- **EXERCISE DIRECTIONS**: Your task is to repeat all of the data exactly while excluding the pictures.

- **SUPPLIED DATA**:
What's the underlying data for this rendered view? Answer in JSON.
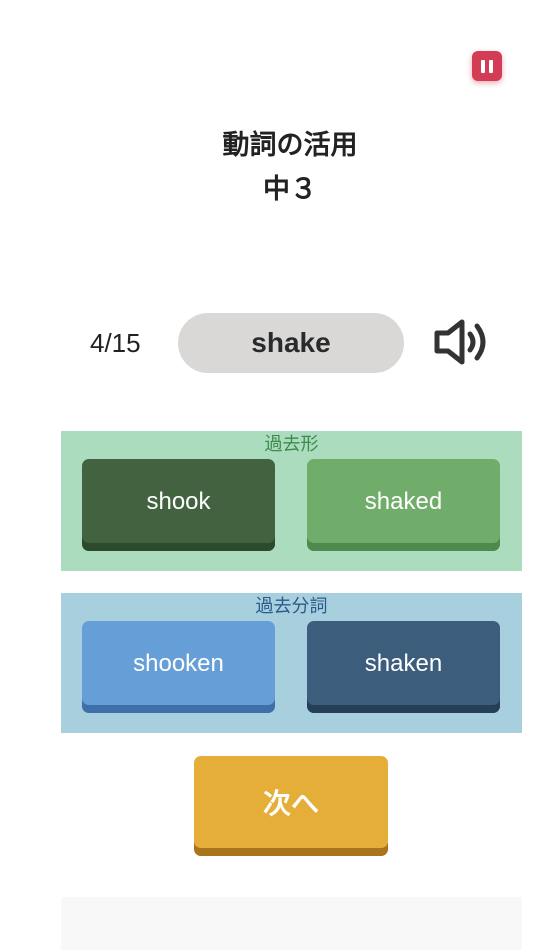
{
  "header": {
    "title_line1": "動詞の活用",
    "title_line2": "中３",
    "pause_icon": "pause-icon",
    "pause_color": "#d23c55"
  },
  "question": {
    "counter": "4/15",
    "word": "shake",
    "speaker_icon": "speaker-volume-icon"
  },
  "groups": {
    "past": {
      "label": "過去形",
      "choices": [
        "shook",
        "shaked"
      ],
      "colors": [
        "#436340",
        "#70ad6b"
      ]
    },
    "past_participle": {
      "label": "過去分詞",
      "choices": [
        "shooken",
        "shaken"
      ],
      "colors": [
        "#669fd8",
        "#3d5d7d"
      ]
    }
  },
  "next_button": {
    "label": "次へ",
    "color": "#e5ae38"
  }
}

- **OUTPUT OF THE TASK**:
What's the underlying data for this rendered view? Answer in JSON.
{
  "header": {
    "title_line1": "動詞の活用",
    "title_line2": "中３",
    "pause_icon": "pause-icon",
    "pause_color": "#d23c55"
  },
  "question": {
    "counter": "4/15",
    "word": "shake",
    "speaker_icon": "speaker-volume-icon"
  },
  "groups": {
    "past": {
      "label": "過去形",
      "choices": [
        "shook",
        "shaked"
      ],
      "colors": [
        "#436340",
        "#70ad6b"
      ]
    },
    "past_participle": {
      "label": "過去分詞",
      "choices": [
        "shooken",
        "shaken"
      ],
      "colors": [
        "#669fd8",
        "#3d5d7d"
      ]
    }
  },
  "next_button": {
    "label": "次へ",
    "color": "#e5ae38"
  }
}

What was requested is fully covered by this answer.